§ Exercise aim:
From the entries below, extract every line that includes the word "children".

╔══

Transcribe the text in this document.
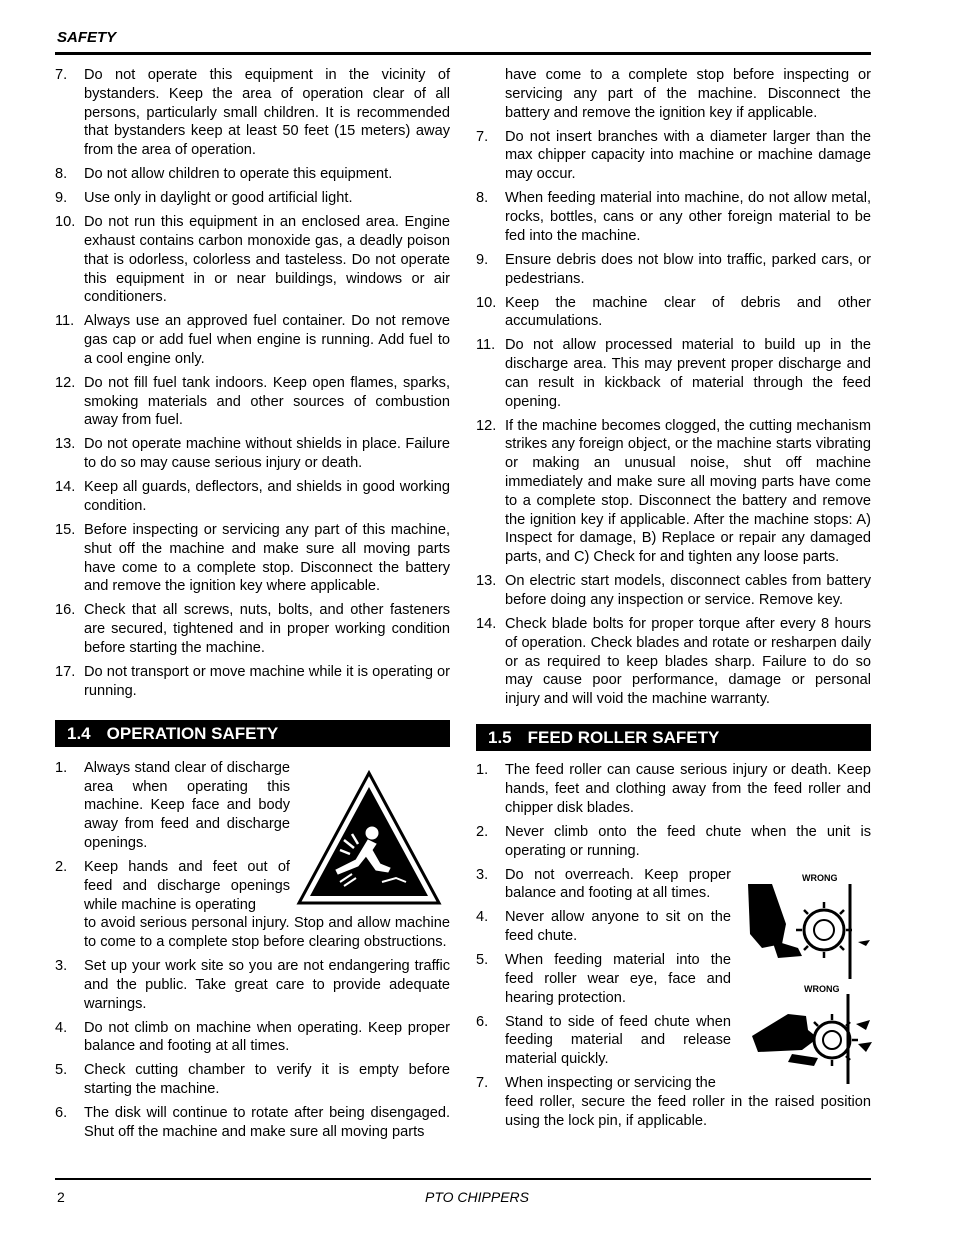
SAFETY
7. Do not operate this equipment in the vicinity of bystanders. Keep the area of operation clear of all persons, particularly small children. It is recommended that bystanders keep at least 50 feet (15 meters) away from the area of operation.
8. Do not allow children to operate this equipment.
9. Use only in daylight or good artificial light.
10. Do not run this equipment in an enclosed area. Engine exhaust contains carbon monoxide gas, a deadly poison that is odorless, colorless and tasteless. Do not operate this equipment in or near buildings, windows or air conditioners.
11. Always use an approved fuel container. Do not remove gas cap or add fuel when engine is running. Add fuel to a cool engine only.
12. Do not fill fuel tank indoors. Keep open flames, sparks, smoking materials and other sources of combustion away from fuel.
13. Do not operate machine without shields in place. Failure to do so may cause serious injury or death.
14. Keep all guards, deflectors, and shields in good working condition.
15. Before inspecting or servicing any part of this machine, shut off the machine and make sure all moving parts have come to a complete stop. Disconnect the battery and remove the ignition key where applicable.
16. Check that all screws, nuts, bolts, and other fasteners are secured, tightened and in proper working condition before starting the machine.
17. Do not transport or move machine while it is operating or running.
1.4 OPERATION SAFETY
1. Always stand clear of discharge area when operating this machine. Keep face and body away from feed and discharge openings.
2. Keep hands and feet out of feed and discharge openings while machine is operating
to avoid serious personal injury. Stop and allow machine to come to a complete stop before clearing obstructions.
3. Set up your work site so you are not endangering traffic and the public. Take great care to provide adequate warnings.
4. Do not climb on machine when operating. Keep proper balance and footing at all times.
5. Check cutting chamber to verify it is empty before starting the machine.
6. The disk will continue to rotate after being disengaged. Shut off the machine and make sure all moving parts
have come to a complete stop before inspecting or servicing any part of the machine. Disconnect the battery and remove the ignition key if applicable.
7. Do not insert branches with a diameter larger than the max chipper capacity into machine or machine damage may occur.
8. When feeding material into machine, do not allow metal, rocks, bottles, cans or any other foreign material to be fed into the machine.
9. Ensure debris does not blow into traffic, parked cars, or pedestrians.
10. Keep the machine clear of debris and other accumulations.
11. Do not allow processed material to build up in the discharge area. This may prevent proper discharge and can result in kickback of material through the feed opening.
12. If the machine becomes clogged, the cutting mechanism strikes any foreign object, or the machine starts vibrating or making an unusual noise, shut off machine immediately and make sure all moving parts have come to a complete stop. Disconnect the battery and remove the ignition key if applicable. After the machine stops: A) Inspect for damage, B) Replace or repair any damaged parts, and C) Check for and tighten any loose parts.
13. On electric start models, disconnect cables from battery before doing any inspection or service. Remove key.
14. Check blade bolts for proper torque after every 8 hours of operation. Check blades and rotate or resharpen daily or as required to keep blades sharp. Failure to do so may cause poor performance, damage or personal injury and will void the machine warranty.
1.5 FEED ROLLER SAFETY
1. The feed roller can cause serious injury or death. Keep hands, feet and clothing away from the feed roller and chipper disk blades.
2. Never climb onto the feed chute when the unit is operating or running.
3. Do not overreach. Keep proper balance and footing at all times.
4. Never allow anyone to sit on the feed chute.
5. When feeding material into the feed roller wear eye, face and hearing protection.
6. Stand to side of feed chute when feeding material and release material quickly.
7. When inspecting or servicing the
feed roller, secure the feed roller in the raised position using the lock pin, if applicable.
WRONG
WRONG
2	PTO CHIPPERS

╚══
╔══

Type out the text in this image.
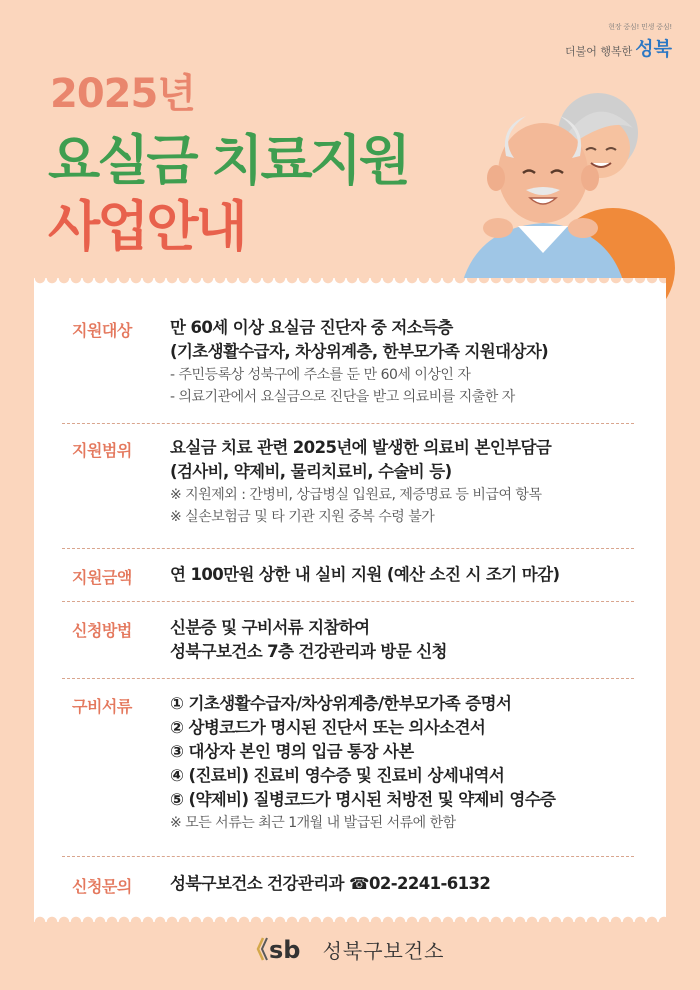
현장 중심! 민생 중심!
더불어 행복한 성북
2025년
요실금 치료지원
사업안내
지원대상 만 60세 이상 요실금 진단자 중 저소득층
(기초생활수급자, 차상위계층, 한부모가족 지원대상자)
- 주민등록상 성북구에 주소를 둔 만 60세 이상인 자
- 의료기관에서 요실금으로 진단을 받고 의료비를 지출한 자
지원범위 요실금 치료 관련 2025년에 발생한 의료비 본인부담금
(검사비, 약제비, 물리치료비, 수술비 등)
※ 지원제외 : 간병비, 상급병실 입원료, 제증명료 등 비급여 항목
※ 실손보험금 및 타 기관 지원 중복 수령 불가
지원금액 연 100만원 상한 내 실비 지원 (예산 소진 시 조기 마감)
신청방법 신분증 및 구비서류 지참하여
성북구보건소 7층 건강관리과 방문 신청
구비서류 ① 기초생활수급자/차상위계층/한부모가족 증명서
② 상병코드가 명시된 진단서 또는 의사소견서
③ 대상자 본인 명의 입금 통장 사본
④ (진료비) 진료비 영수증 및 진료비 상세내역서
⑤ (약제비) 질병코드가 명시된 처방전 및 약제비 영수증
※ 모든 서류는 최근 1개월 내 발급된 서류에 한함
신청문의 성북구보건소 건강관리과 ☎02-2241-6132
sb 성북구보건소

╚══

§ Response to the task:
7. Do not operate this equipment in the vicinity of bystanders. Keep the area of operation clear of all persons, particularly small children. It is recommended that bystanders keep at least 50 feet (15 meters) away from the area of operation.
8. Do not allow children to operate this equipment.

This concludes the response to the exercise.